What number of lines hold the word "dark"? State that number and nothing besides.

Data rows:
####################

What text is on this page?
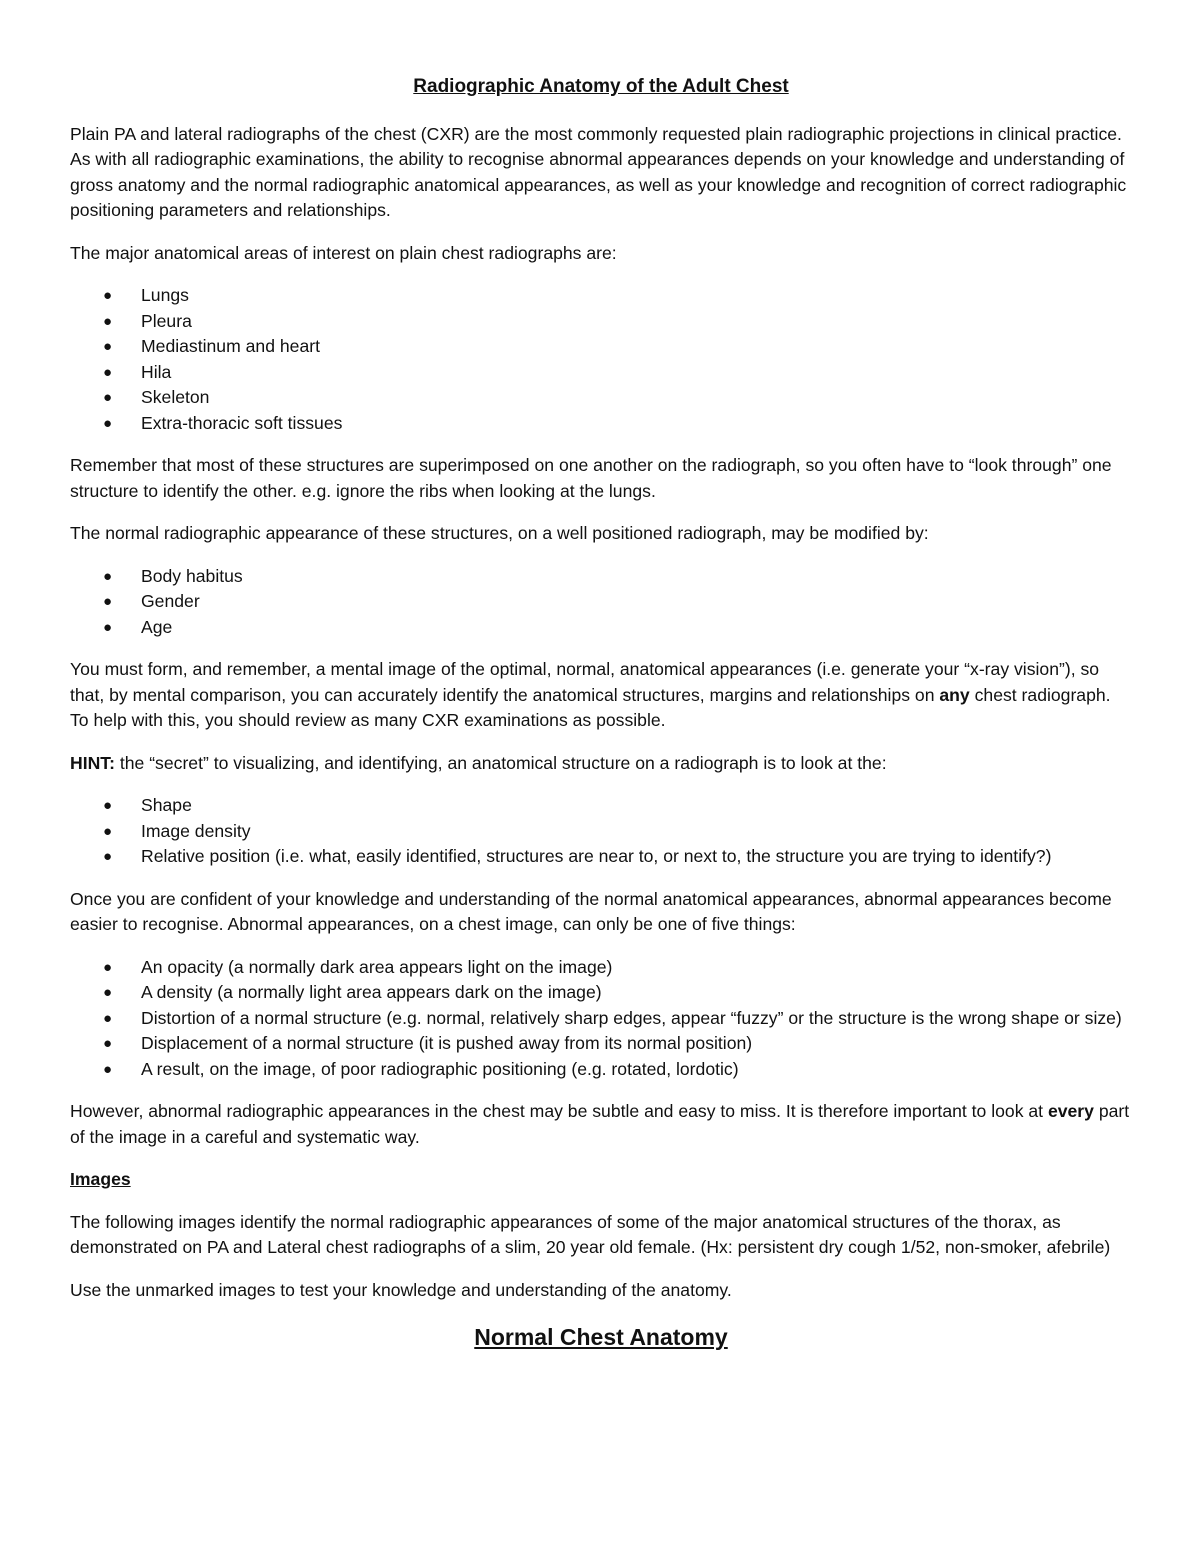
Radiographic Anatomy of the Adult Chest

Plain PA and lateral radiographs of the chest (CXR) are the most commonly requested plain radiographic projections in clinical practice. As with all radiographic examinations, the ability to recognise abnormal appearances depends on your knowledge and understanding of gross anatomy and the normal radiographic anatomical appearances, as well as your knowledge and recognition of correct radiographic positioning parameters and relationships.

The major anatomical areas of interest on plain chest radiographs are:

● Lungs
● Pleura
● Mediastinum and heart
● Hila
● Skeleton
● Extra-thoracic soft tissues

Remember that most of these structures are superimposed on one another on the radiograph, so you often have to “look through” one structure to identify the other. e.g. ignore the ribs when looking at the lungs.

The normal radiographic appearance of these structures, on a well positioned radiograph, may be modified by:

● Body habitus
● Gender
● Age

You must form, and remember, a mental image of the optimal, normal, anatomical appearances (i.e. generate your “x-ray vision”), so that, by mental comparison, you can accurately identify the anatomical structures, margins and relationships on any chest radiograph. To help with this, you should review as many CXR examinations as possible.

HINT: the “secret” to visualizing, and identifying, an anatomical structure on a radiograph is to look at the:

● Shape
● Image density
● Relative position (i.e. what, easily identified, structures are near to, or next to, the structure you are trying to identify?)

Once you are confident of your knowledge and understanding of the normal anatomical appearances, abnormal appearances become easier to recognise. Abnormal appearances, on a chest image, can only be one of five things:

● An opacity (a normally dark area appears light on the image)
● A density (a normally light area appears dark on the image)
● Distortion of a normal structure (e.g. normal, relatively sharp edges, appear “fuzzy” or the structure is the wrong shape or size)
● Displacement of a normal structure (it is pushed away from its normal position)
● A result, on the image, of poor radiographic positioning (e.g. rotated, lordotic)

However, abnormal radiographic appearances in the chest may be subtle and easy to miss. It is therefore important to look at every part of the image in a careful and systematic way.

Images

The following images identify the normal radiographic appearances of some of the major anatomical structures of the thorax, as demonstrated on PA and Lateral chest radiographs of a slim, 20 year old female. (Hx: persistent dry cough 1/52, non-smoker, afebrile)

Use the unmarked images to test your knowledge and understanding of the anatomy.

Normal Chest Anatomy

####################

Exercise solution:
2